TO DO: Compute the number of lines that include the string "legend", then output that number and nothing else.

PROVIDED DATA:

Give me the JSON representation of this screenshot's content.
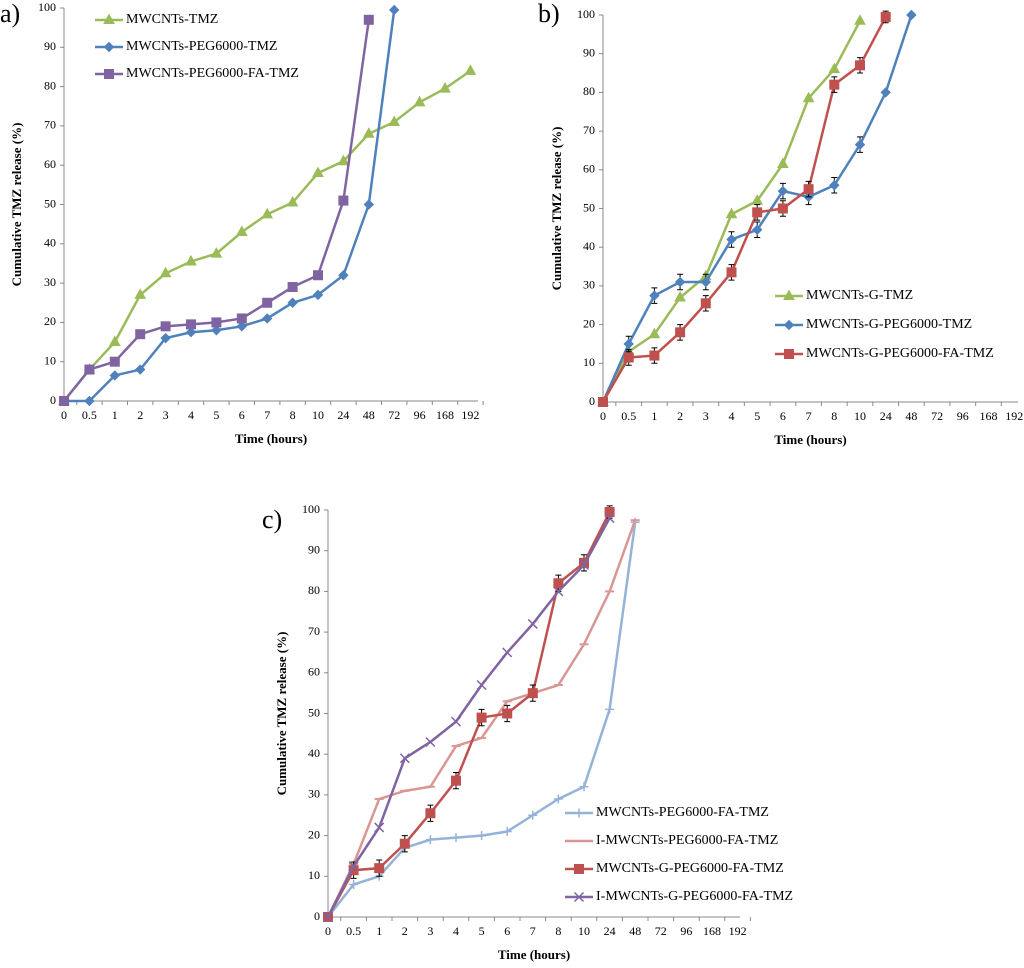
{
  "chart_data": [
    {
      "type": "line",
      "label": "a)",
      "xlabel": "Time (hours)",
      "ylabel": "Cumulative TMZ release (%)",
      "categories": [
        "0",
        "0.5",
        "1",
        "2",
        "3",
        "4",
        "5",
        "6",
        "7",
        "8",
        "10",
        "24",
        "48",
        "72",
        "96",
        "168",
        "192"
      ],
      "ylim": [
        0,
        100
      ],
      "yticks": [
        0,
        10,
        20,
        30,
        40,
        50,
        60,
        70,
        80,
        90,
        100
      ],
      "legend": "upper left",
      "series": [
        {
          "name": "MWCNTs-TMZ",
          "color": "#9bbb59",
          "marker": "triangle",
          "values": [
            0,
            8,
            15,
            27,
            32.5,
            35.5,
            37.5,
            43,
            47.5,
            50.5,
            58,
            61,
            68,
            71,
            76,
            79.5,
            84
          ]
        },
        {
          "name": "MWCNTs-PEG6000-TMZ",
          "color": "#4f81bd",
          "marker": "diamond",
          "values": [
            0,
            0,
            6.5,
            8,
            16,
            17.5,
            18,
            19,
            21,
            25,
            27,
            32,
            50,
            99.5,
            null,
            null,
            null
          ]
        },
        {
          "name": "MWCNTs-PEG6000-FA-TMZ",
          "color": "#8064a2",
          "marker": "square",
          "values": [
            0,
            8,
            10,
            17,
            19,
            19.5,
            20,
            21,
            25,
            29,
            32,
            51,
            97,
            null,
            null,
            null,
            null
          ]
        }
      ]
    },
    {
      "type": "line",
      "label": "b)",
      "xlabel": "Time (hours)",
      "ylabel": "Cumulative TMZ release (%)",
      "categories": [
        "0",
        "0.5",
        "1",
        "2",
        "3",
        "4",
        "5",
        "6",
        "7",
        "8",
        "10",
        "24",
        "48",
        "72",
        "96",
        "168",
        "192"
      ],
      "ylim": [
        0,
        100
      ],
      "yticks": [
        0,
        10,
        20,
        30,
        40,
        50,
        60,
        70,
        80,
        90,
        100
      ],
      "legend": "center right",
      "series": [
        {
          "name": "MWCNTs-G-TMZ",
          "color": "#9bbb59",
          "marker": "triangle",
          "values": [
            0,
            13,
            17.5,
            27,
            32.5,
            48.5,
            52,
            61.5,
            78.5,
            86,
            98.5,
            null,
            null,
            null,
            null,
            null,
            null
          ]
        },
        {
          "name": "MWCNTs-G-PEG6000-TMZ",
          "color": "#4f81bd",
          "marker": "diamond",
          "values": [
            0,
            15,
            27.5,
            31,
            31,
            42,
            44.5,
            54.5,
            53,
            56,
            66.5,
            80,
            100,
            null,
            null,
            null,
            null
          ],
          "errors": [
            0,
            2,
            2,
            2,
            2,
            2,
            2,
            2,
            2,
            2,
            2,
            0,
            0,
            null,
            null,
            null,
            null
          ]
        },
        {
          "name": "MWCNTs-G-PEG6000-FA-TMZ",
          "color": "#c0504d",
          "marker": "square",
          "values": [
            0,
            11.5,
            12,
            18,
            25.5,
            33.5,
            49,
            50,
            55,
            82,
            87,
            99.5,
            null,
            null,
            null,
            null,
            null
          ],
          "errors": [
            0,
            2,
            2,
            2,
            2,
            2,
            2,
            2,
            2,
            2,
            2,
            1.5,
            null,
            null,
            null,
            null,
            null
          ]
        }
      ]
    },
    {
      "type": "line",
      "label": "c)",
      "xlabel": "Time (hours)",
      "ylabel": "Cumulative TMZ release (%)",
      "categories": [
        "0",
        "0.5",
        "1",
        "2",
        "3",
        "4",
        "5",
        "6",
        "7",
        "8",
        "10",
        "24",
        "48",
        "72",
        "96",
        "168",
        "192"
      ],
      "ylim": [
        0,
        100
      ],
      "yticks": [
        0,
        10,
        20,
        30,
        40,
        50,
        60,
        70,
        80,
        90,
        100
      ],
      "legend": "lower right",
      "series": [
        {
          "name": "MWCNTs-PEG6000-FA-TMZ",
          "color": "#95b3d7",
          "marker": "plus",
          "values": [
            0,
            8,
            10,
            17,
            19,
            19.5,
            20,
            21,
            25,
            29,
            32,
            51,
            97,
            null,
            null,
            null,
            null
          ]
        },
        {
          "name": "I-MWCNTs-PEG6000-FA-TMZ",
          "color": "#d99694",
          "marker": "dash",
          "values": [
            0,
            13,
            29,
            31,
            32,
            42,
            44,
            53,
            55,
            57,
            67,
            80,
            97.5,
            null,
            null,
            null,
            null
          ]
        },
        {
          "name": "MWCNTs-G-PEG6000-FA-TMZ",
          "color": "#c0504d",
          "marker": "square",
          "values": [
            0,
            11.5,
            12,
            18,
            25.5,
            33.5,
            49,
            50,
            55,
            82,
            87,
            99.5,
            null,
            null,
            null,
            null,
            null
          ],
          "errors": [
            0,
            2,
            2,
            2,
            2,
            2,
            2,
            2,
            2,
            2,
            2,
            1.5,
            null,
            null,
            null,
            null,
            null
          ]
        },
        {
          "name": "I-MWCNTs-G-PEG6000-FA-TMZ",
          "color": "#8064a2",
          "marker": "x",
          "values": [
            0,
            12.5,
            22,
            39,
            43,
            48,
            57,
            65,
            72,
            80,
            86.5,
            98,
            null,
            null,
            null,
            null,
            null
          ]
        }
      ]
    }
  ]
}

RESULT BELOW: 3